- _TASK DIRECTIONS_
Copy out each line in the material below that has the word "without".

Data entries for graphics
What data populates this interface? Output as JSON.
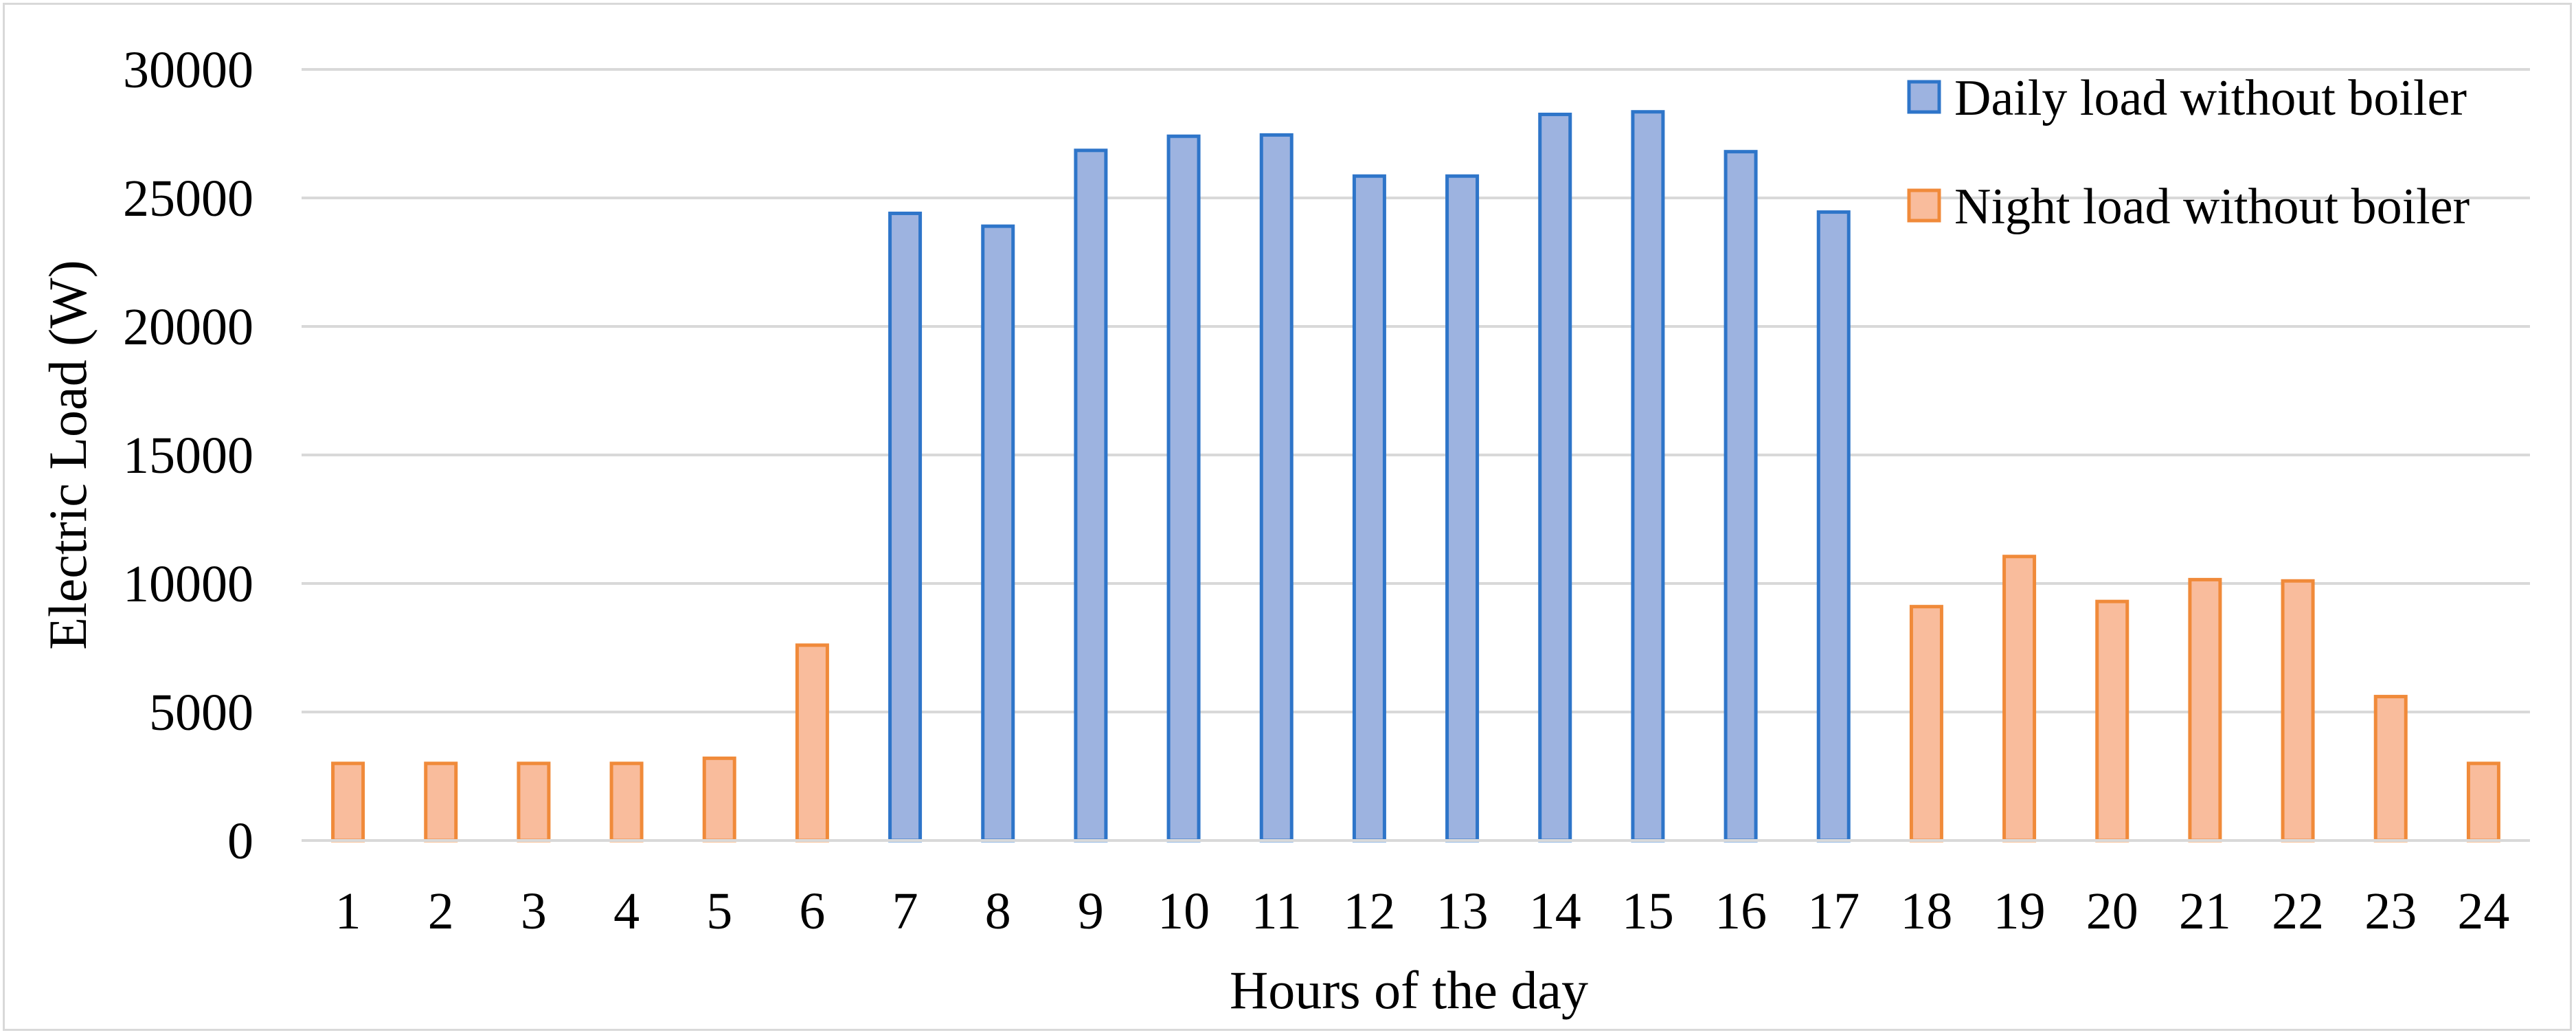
{
  "chart_data": {
    "type": "bar",
    "title": "",
    "xlabel": "Hours of the day",
    "ylabel": "Electric Load (W)",
    "ylim": [
      0,
      30000
    ],
    "yticks": [
      "0",
      "5000",
      "10000",
      "15000",
      "20000",
      "25000",
      "30000"
    ],
    "categories": [
      "1",
      "2",
      "3",
      "4",
      "5",
      "6",
      "7",
      "8",
      "9",
      "10",
      "11",
      "12",
      "13",
      "14",
      "15",
      "16",
      "17",
      "18",
      "19",
      "20",
      "21",
      "22",
      "23",
      "24"
    ],
    "grid": "horizontal",
    "legend_position": "top-right",
    "series": [
      {
        "name": "Daily load without boiler",
        "fill": "#9db3e0",
        "stroke": "#2e75c9",
        "values": [
          null,
          null,
          null,
          null,
          null,
          null,
          24400,
          23900,
          26850,
          27400,
          27450,
          25850,
          25850,
          28250,
          28350,
          26800,
          24450,
          null,
          null,
          null,
          null,
          null,
          null,
          null
        ]
      },
      {
        "name": "Night load without boiler",
        "fill": "#f9bc9c",
        "stroke": "#f08a3a",
        "values": [
          3000,
          3000,
          3000,
          3000,
          3200,
          7600,
          null,
          null,
          null,
          null,
          null,
          null,
          null,
          null,
          null,
          null,
          null,
          9100,
          11050,
          9300,
          10150,
          10100,
          5600,
          3000
        ]
      }
    ]
  }
}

- _TASK ANSWER_
        "name": "Daily load without boiler",
        "name": "Night load without boiler",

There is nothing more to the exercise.